● **DATA TO PROCESS**:
__________________________________________________

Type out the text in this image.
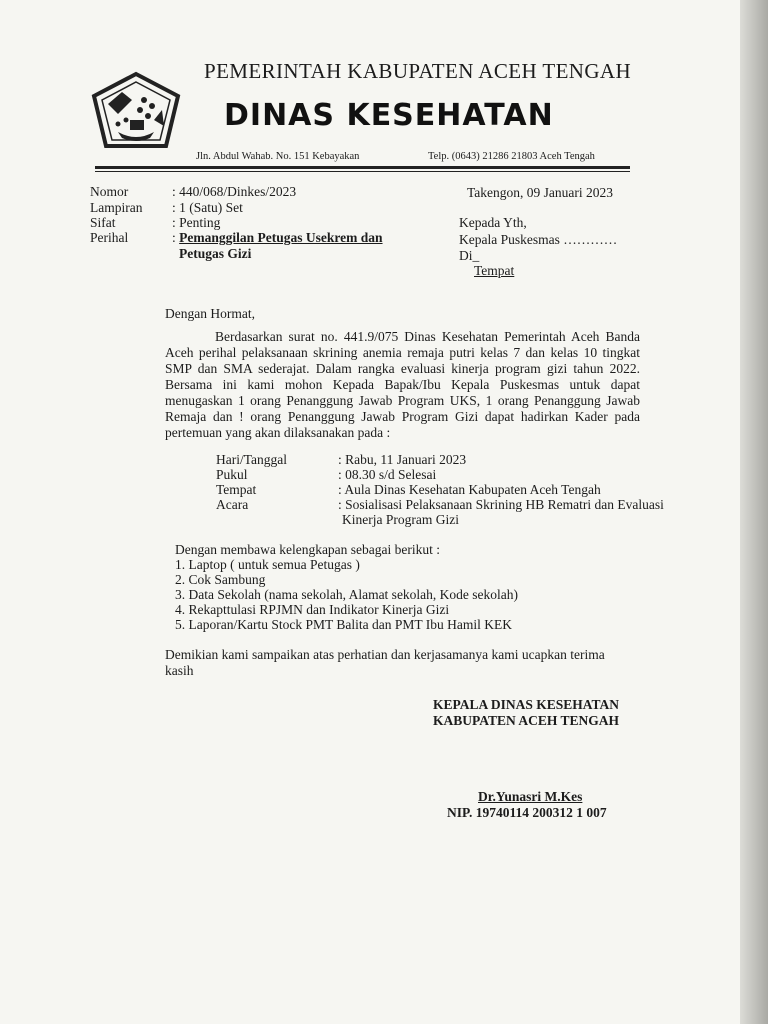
PEMERINTAH KABUPATEN ACEH TENGAH
DINAS KESEHATAN
Jln. Abdul Wahab. No. 151 Kebayakan	Telp. (0643) 21286 21803 Aceh Tengah
Nomor	: 440/068/Dinkes/2023
Lampiran : 1 (Satu) Set
Sifat	: Penting
Perihal	: Pemanggilan Petugas Usekrem dan
Petugas Gizi
Takengon, 09 Januari 2023
Kepada Yth,
Kepala Puskesmas …………
Di_
Tempat
Dengan Hormat,
Berdasarkan surat no. 441.9/075 Dinas Kesehatan Pemerintah Aceh Banda Aceh perihal pelaksanaan skrining anemia remaja putri kelas 7 dan kelas 10 tingkat SMP dan SMA sederajat. Dalam rangka evaluasi kinerja program gizi tahun 2022. Bersama ini kami mohon Kepada Bapak/Ibu Kepala Puskesmas untuk dapat menugaskan 1 orang Penanggung Jawab Program UKS, 1 orang Penanggung Jawab Remaja dan ! orang Penanggung Jawab Program Gizi dapat hadirkan Kader pada pertemuan yang akan dilaksanakan pada :
Hari/Tanggal	: Rabu, 11 Januari 2023
Pukul	: 08.30 s/d Selesai
Tempat	: Aula Dinas Kesehatan Kabupaten Aceh Tengah
Acara	: Sosialisasi Pelaksanaan Skrining HB Rematri dan Evaluasi
Kinerja Program Gizi
Dengan membawa kelengkapan sebagai berikut :
1. Laptop ( untuk semua Petugas )
2. Cok Sambung
3. Data Sekolah (nama sekolah, Alamat sekolah, Kode sekolah)
4. Rekapttulasi RPJMN dan Indikator Kinerja Gizi
5. Laporan/Kartu Stock PMT Balita dan PMT Ibu Hamil KEK
Demikian kami sampaikan atas perhatian dan kerjasamanya kami ucapkan terima
kasih
KEPALA DINAS KESEHATAN
KABUPATEN ACEH TENGAH
Dr.Yunasri M.Kes
NIP. 19740114 200312 1 007
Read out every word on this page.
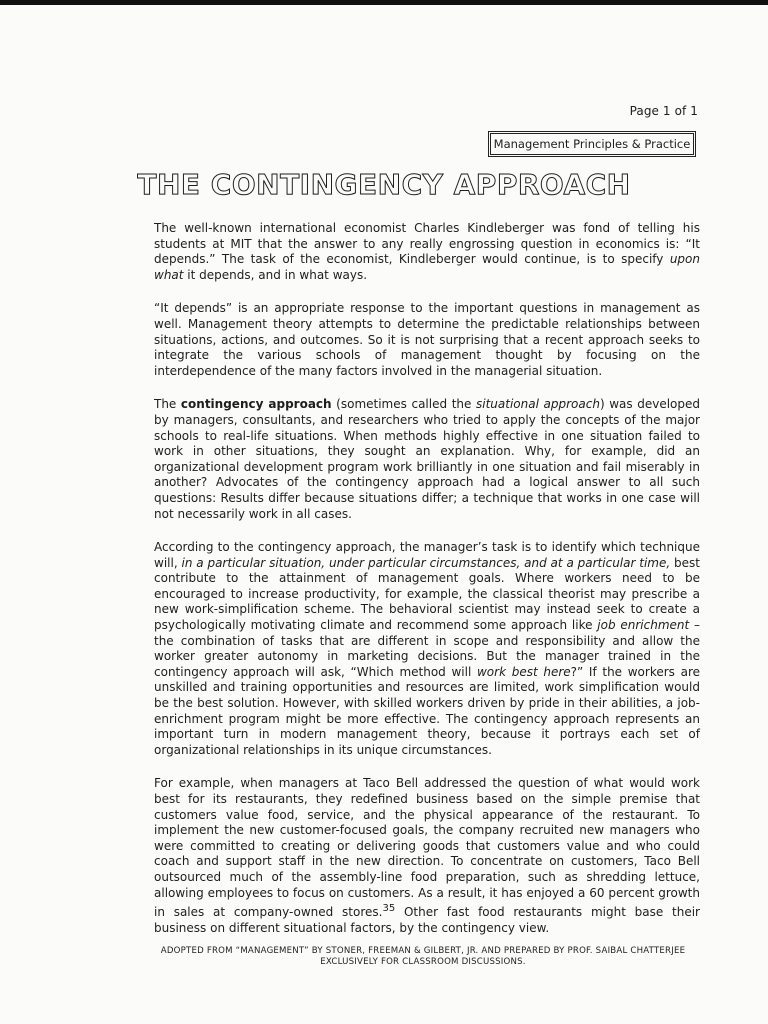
Page 1 of 1
Management Principles & Practice
THE CONTINGENCY APPROACH

The well-known international economist Charles Kindleberger was fond of telling his students at MIT that the answer to any really engrossing question in economics is: “It depends.” The task of the economist, Kindleberger would continue, is to specify upon what it depends, and in what ways.

“It depends” is an appropriate response to the important questions in management as well. Management theory attempts to determine the predictable relationships between situations, actions, and outcomes. So it is not surprising that a recent approach seeks to integrate the various schools of management thought by focusing on the interdependence of the many factors involved in the managerial situation.

The contingency approach (sometimes called the situational approach) was developed by managers, consultants, and researchers who tried to apply the concepts of the major schools to real-life situations. When methods highly effective in one situation failed to work in other situations, they sought an explanation. Why, for example, did an organizational development program work brilliantly in one situation and fail miserably in another? Advocates of the contingency approach had a logical answer to all such questions: Results differ because situations differ; a technique that works in one case will not necessarily work in all cases.

According to the contingency approach, the manager’s task is to identify which technique will, in a particular situation, under particular circumstances, and at a particular time, best contribute to the attainment of management goals. Where workers need to be encouraged to increase productivity, for example, the classical theorist may prescribe a new work-simplification scheme. The behavioral scientist may instead seek to create a psychologically motivating climate and recommend some approach like job enrichment – the combination of tasks that are different in scope and responsibility and allow the worker greater autonomy in marketing decisions. But the manager trained in the contingency approach will ask, “Which method will work best here?” If the workers are unskilled and training opportunities and resources are limited, work simplification would be the best solution. However, with skilled workers driven by pride in their abilities, a job-enrichment program might be more effective. The contingency approach represents an important turn in modern management theory, because it portrays each set of organizational relationships in its unique circumstances.

For example, when managers at Taco Bell addressed the question of what would work best for its restaurants, they redefined business based on the simple premise that customers value food, service, and the physical appearance of the restaurant. To implement the new customer-focused goals, the company recruited new managers who were committed to creating or delivering goods that customers value and who could coach and support staff in the new direction. To concentrate on customers, Taco Bell outsourced much of the assembly-line food preparation, such as shredding lettuce, allowing employees to focus on customers. As a result, it has enjoyed a 60 percent growth in sales at company-owned stores.$^{35}$ Other fast food restaurants might base their business on different situational factors, by the contingency view.

ADOPTED FROM “MANAGEMENT” BY STONER, FREEMAN & GILBERT, JR. AND PREPARED BY PROF. SAIBAL CHATTERJEE
EXCLUSIVELY FOR CLASSROOM DISCUSSIONS.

__________________________________________________

● **GIVEN TASK**:
Pull out all lines containing "factors".

● **OUTPUT OF THE TASK**:
“It depends” is an appropriate response to the important questions in management as well. Management theory attempts to determine the predictable relationships between situations, actions, and outcomes. So it is not surprising that a recent approach seeks to integrate the various schools of management thought by focusing on the interdependence of the many factors involved in the managerial situation.
For example, when managers at Taco Bell addressed the question of what would work best for its restaurants, they redefined business based on the simple premise that customers value food, service, and the physical appearance of the restaurant. To implement the new customer-focused goals, the company recruited new managers who were committed to creating or delivering goods that customers value and who could coach and support staff in the new direction. To concentrate on customers, Taco Bell outsourced much of the assembly-line food preparation, such as shredding lettuce, allowing employees to focus on customers. As a result, it has enjoyed a 60 percent growth in sales at company-owned stores.$^{35}$ Other fast food restaurants might base their business on different situational factors, by the contingency view.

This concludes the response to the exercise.